(Extracted data entries)
● ● ●

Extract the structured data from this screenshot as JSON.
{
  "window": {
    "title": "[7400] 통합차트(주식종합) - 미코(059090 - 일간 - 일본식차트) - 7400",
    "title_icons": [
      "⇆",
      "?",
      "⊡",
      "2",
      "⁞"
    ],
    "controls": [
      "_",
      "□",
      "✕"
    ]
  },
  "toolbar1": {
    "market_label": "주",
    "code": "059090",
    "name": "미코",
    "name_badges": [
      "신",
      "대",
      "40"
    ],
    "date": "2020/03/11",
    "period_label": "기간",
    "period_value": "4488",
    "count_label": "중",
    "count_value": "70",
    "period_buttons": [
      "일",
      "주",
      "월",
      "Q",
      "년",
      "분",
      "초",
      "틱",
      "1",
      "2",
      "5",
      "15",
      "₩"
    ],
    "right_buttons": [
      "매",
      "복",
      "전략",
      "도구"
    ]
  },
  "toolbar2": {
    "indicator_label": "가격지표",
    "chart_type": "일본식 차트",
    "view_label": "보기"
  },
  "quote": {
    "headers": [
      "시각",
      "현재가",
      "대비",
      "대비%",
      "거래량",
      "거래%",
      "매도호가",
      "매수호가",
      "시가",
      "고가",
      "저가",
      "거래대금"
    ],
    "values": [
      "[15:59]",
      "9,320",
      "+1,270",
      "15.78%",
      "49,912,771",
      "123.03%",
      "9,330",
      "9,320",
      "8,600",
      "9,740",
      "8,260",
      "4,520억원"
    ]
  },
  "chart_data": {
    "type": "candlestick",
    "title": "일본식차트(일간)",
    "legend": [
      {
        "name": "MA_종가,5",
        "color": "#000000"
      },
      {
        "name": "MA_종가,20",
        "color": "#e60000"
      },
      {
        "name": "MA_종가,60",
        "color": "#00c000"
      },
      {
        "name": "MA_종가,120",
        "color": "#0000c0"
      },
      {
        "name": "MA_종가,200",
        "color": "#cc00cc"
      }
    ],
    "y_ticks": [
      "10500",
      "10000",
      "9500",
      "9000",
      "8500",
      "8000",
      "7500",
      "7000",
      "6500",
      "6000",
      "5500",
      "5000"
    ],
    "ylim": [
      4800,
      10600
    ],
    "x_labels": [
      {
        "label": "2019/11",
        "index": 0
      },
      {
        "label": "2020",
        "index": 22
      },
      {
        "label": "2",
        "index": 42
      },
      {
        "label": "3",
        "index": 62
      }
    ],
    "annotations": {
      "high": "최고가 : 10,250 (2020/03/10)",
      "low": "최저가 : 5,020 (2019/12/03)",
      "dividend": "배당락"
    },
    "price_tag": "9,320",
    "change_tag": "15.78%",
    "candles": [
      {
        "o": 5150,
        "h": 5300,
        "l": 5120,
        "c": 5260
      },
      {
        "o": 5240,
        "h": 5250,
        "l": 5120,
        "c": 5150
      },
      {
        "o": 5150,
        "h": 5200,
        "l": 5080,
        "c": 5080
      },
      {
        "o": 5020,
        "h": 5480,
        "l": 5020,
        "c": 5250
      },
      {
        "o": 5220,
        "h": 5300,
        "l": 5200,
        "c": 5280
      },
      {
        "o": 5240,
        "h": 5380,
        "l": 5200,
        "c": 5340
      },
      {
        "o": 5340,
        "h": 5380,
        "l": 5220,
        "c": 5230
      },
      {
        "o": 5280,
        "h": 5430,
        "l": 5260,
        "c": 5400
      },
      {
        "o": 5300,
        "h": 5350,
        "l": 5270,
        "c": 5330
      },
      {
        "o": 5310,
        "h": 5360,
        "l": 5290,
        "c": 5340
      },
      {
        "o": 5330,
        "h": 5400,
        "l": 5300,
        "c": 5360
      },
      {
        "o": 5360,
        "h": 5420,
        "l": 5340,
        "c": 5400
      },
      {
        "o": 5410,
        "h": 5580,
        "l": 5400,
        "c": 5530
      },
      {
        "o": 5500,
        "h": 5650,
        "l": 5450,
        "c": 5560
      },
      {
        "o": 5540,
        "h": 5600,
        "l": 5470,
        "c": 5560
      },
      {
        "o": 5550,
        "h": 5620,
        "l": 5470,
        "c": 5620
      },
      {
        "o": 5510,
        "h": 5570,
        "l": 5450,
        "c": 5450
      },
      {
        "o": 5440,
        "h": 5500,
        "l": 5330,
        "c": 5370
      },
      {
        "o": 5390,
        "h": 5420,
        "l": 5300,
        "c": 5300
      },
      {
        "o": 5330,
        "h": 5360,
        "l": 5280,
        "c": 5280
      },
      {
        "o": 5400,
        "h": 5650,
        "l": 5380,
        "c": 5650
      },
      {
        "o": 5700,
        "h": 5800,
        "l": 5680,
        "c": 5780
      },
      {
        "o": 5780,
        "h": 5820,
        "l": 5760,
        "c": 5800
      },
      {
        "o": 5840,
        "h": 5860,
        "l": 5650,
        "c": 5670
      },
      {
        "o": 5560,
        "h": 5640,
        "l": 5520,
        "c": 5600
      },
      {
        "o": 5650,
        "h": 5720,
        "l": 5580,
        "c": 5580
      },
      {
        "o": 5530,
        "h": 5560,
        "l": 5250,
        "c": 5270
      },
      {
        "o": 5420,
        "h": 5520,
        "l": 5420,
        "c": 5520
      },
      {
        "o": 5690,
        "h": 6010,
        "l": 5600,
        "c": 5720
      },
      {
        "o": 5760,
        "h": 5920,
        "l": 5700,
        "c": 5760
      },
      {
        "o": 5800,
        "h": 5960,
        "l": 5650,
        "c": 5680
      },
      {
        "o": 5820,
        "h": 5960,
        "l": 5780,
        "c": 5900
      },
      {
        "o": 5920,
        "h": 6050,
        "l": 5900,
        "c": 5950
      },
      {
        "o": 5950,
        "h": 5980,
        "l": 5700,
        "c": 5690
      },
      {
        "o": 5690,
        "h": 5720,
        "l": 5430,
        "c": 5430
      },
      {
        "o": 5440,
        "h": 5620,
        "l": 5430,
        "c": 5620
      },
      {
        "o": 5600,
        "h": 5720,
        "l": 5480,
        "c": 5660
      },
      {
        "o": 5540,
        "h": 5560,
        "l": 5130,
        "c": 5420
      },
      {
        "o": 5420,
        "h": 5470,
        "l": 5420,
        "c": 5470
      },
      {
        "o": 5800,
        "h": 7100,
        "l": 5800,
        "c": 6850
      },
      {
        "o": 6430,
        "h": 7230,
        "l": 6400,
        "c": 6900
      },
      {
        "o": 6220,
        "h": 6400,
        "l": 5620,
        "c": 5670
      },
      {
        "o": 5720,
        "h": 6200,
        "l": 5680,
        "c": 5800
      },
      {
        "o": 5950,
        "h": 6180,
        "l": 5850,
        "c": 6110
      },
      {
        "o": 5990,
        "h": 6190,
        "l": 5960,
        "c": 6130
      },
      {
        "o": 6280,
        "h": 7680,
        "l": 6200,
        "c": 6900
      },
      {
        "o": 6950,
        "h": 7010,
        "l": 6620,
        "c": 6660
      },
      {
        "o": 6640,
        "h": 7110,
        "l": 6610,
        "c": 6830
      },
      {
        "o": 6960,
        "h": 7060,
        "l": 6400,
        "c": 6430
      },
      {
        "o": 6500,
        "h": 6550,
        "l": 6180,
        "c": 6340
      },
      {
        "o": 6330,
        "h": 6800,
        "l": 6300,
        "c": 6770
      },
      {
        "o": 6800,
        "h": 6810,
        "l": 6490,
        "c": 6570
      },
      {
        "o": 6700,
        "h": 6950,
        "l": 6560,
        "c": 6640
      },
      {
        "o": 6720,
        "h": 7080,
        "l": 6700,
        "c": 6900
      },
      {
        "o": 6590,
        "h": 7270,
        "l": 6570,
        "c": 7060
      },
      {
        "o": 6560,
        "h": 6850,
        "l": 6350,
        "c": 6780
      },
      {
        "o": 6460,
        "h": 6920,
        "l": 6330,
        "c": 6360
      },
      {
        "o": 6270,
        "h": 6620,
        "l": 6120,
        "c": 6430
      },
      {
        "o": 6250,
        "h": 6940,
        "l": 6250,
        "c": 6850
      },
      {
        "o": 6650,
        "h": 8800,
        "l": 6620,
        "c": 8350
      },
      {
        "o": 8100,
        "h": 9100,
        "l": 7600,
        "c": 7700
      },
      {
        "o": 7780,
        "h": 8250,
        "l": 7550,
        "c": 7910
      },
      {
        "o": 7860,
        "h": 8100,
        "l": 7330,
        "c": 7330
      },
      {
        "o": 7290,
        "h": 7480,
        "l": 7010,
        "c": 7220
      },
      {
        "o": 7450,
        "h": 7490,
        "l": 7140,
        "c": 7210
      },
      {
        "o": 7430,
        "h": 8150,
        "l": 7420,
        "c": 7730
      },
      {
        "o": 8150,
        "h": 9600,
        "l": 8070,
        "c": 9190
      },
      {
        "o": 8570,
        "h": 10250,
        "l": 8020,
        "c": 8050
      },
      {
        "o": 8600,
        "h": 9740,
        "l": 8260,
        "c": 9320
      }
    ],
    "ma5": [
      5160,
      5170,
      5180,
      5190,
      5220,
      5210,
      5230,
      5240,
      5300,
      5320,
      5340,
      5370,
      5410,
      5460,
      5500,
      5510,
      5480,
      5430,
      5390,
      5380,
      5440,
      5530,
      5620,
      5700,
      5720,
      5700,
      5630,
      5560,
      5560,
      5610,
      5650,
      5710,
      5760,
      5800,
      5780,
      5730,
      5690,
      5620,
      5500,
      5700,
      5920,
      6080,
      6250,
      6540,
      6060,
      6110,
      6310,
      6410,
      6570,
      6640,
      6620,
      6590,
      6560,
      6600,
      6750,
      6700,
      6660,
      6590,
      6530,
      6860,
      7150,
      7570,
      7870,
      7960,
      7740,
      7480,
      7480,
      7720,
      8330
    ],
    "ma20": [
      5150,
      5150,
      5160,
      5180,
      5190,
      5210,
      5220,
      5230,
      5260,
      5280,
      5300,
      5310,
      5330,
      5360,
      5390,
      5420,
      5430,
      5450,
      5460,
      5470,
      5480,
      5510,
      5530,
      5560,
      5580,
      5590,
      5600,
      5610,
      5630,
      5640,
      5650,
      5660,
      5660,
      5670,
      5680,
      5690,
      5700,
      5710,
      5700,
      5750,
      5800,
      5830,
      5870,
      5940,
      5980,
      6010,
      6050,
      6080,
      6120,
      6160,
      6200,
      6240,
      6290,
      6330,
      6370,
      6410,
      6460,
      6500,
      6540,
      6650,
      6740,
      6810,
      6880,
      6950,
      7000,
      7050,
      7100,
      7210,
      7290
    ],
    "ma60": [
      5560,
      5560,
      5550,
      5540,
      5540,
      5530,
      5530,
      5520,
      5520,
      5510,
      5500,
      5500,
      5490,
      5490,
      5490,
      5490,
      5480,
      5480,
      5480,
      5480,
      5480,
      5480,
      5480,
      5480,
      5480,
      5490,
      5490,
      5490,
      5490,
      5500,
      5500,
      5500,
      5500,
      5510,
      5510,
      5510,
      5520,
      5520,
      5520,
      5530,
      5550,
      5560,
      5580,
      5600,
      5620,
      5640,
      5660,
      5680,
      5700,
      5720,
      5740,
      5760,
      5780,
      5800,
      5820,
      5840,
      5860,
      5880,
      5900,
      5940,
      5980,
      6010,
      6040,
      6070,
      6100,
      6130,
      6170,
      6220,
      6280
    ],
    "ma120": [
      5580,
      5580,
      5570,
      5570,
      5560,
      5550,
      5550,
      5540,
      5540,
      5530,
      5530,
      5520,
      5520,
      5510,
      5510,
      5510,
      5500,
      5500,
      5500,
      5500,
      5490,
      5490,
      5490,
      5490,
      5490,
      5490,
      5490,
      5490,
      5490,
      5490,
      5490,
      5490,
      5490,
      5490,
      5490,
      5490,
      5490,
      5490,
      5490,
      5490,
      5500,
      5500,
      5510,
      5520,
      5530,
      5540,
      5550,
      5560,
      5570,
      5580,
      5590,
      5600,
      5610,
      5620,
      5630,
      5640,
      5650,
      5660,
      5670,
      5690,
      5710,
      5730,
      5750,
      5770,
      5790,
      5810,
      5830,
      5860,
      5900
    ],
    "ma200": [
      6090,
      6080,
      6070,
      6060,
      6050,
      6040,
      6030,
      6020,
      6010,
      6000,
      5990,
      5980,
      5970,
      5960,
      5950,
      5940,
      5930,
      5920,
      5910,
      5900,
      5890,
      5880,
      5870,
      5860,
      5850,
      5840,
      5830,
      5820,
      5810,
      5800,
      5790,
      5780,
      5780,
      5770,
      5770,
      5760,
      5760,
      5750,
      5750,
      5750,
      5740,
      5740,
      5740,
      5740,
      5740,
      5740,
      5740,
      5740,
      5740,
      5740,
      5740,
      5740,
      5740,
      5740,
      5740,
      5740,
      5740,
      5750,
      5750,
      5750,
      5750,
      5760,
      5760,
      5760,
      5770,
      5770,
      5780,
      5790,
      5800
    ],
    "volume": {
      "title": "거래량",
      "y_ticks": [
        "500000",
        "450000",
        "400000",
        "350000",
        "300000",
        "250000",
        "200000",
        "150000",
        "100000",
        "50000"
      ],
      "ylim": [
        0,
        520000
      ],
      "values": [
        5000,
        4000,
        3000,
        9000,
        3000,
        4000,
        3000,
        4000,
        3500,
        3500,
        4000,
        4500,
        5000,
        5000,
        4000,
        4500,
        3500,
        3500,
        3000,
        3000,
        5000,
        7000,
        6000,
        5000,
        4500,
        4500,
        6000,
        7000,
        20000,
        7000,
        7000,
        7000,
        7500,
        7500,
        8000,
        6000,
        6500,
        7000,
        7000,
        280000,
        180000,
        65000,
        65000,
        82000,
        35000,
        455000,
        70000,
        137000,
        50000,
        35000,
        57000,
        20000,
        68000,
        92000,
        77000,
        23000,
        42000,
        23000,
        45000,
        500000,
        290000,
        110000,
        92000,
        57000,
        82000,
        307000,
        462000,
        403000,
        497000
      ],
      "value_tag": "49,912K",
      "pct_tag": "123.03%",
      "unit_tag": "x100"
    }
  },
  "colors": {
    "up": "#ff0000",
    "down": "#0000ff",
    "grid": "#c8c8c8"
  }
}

● ● ●

*Task directions:* Only lines with the string "일본식차트" belong in your answer; copy each one.

*Expected answer:*
    "title": "[7400] 통합차트(주식종합) - 미코(059090 - 일간 - 일본식차트) - 7400",
    "title": "일본식차트(일간)",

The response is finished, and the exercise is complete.